begin INPUT
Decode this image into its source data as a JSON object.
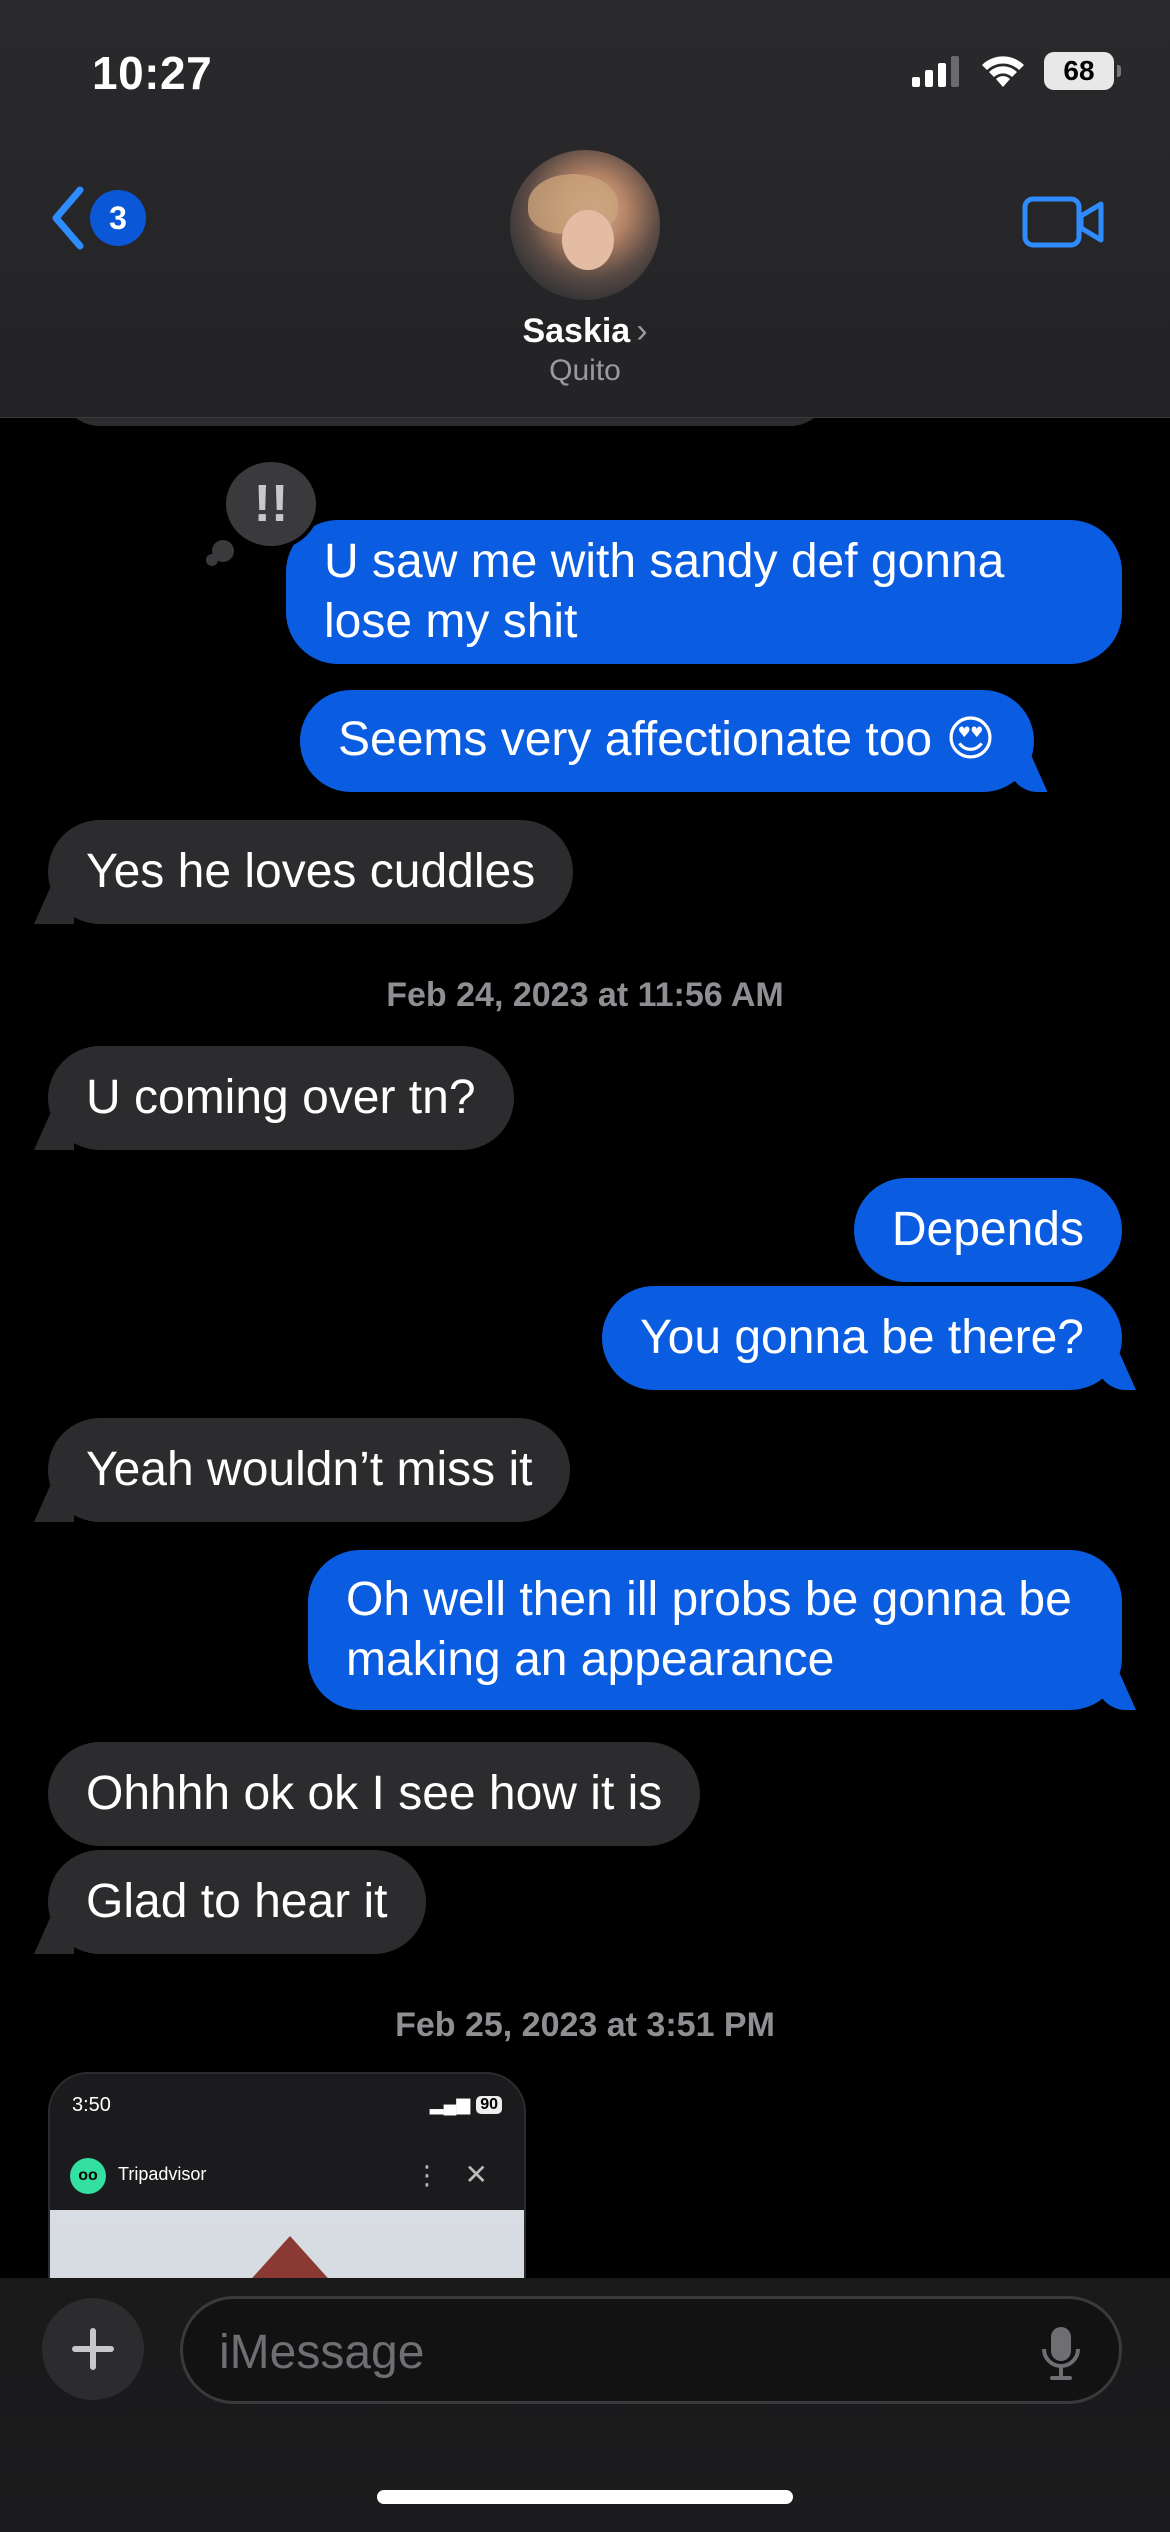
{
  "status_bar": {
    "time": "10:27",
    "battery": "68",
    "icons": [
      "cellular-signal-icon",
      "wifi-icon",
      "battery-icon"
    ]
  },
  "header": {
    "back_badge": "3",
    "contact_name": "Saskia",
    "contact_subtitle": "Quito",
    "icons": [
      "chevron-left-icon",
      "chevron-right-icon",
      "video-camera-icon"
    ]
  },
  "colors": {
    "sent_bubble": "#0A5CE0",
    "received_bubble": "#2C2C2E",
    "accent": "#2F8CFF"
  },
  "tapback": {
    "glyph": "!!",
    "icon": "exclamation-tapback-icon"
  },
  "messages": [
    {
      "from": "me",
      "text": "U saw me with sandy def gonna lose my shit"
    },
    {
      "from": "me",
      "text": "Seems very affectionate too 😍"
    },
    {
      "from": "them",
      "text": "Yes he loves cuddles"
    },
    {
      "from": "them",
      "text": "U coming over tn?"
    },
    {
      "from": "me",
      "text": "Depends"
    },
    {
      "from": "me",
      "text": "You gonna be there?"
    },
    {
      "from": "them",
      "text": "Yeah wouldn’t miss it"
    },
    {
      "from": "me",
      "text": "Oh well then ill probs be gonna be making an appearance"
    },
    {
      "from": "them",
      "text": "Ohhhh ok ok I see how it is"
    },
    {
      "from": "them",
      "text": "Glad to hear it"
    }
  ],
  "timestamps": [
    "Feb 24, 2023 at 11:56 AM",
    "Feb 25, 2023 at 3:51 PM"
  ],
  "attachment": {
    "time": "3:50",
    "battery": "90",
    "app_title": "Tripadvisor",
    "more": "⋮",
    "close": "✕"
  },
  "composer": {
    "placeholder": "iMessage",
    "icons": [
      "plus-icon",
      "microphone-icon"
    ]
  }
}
end INPUT
begin INPUT
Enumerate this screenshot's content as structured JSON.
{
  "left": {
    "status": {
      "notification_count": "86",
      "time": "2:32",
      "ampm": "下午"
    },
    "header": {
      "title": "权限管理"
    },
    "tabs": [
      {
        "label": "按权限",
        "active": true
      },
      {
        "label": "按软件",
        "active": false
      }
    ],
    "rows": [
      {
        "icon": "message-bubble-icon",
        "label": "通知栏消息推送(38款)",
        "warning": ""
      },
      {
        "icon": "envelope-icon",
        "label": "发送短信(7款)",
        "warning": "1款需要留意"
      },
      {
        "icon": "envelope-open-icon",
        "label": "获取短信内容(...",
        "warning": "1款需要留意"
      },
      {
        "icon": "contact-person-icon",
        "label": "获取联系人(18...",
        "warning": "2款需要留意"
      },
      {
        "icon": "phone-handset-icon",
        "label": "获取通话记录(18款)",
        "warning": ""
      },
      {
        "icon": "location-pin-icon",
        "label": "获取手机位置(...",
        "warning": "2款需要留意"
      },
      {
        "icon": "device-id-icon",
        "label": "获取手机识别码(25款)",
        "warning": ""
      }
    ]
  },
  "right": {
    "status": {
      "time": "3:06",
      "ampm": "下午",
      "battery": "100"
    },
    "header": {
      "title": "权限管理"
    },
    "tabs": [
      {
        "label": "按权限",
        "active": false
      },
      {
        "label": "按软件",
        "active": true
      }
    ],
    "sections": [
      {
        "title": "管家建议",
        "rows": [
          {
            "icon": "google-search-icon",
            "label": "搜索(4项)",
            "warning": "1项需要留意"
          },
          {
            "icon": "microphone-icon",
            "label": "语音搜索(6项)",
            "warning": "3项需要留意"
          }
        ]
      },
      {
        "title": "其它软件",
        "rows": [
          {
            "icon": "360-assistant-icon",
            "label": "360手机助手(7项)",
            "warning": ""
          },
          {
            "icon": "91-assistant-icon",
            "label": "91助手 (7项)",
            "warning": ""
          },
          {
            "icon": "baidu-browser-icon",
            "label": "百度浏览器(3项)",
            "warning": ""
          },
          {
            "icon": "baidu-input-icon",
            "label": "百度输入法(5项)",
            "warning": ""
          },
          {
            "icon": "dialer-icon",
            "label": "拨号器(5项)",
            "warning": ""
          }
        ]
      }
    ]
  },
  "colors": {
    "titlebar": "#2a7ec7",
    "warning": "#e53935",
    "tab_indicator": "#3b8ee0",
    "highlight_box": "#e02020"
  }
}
end INPUT
• [EXERCISE GOAL]: From the data above, gather every line that includes the word "this".

• [COMPLETE RESPONSE]:
Decode this image into its source data as a JSON object.
Enumerate this screenshot's content as structured JSON.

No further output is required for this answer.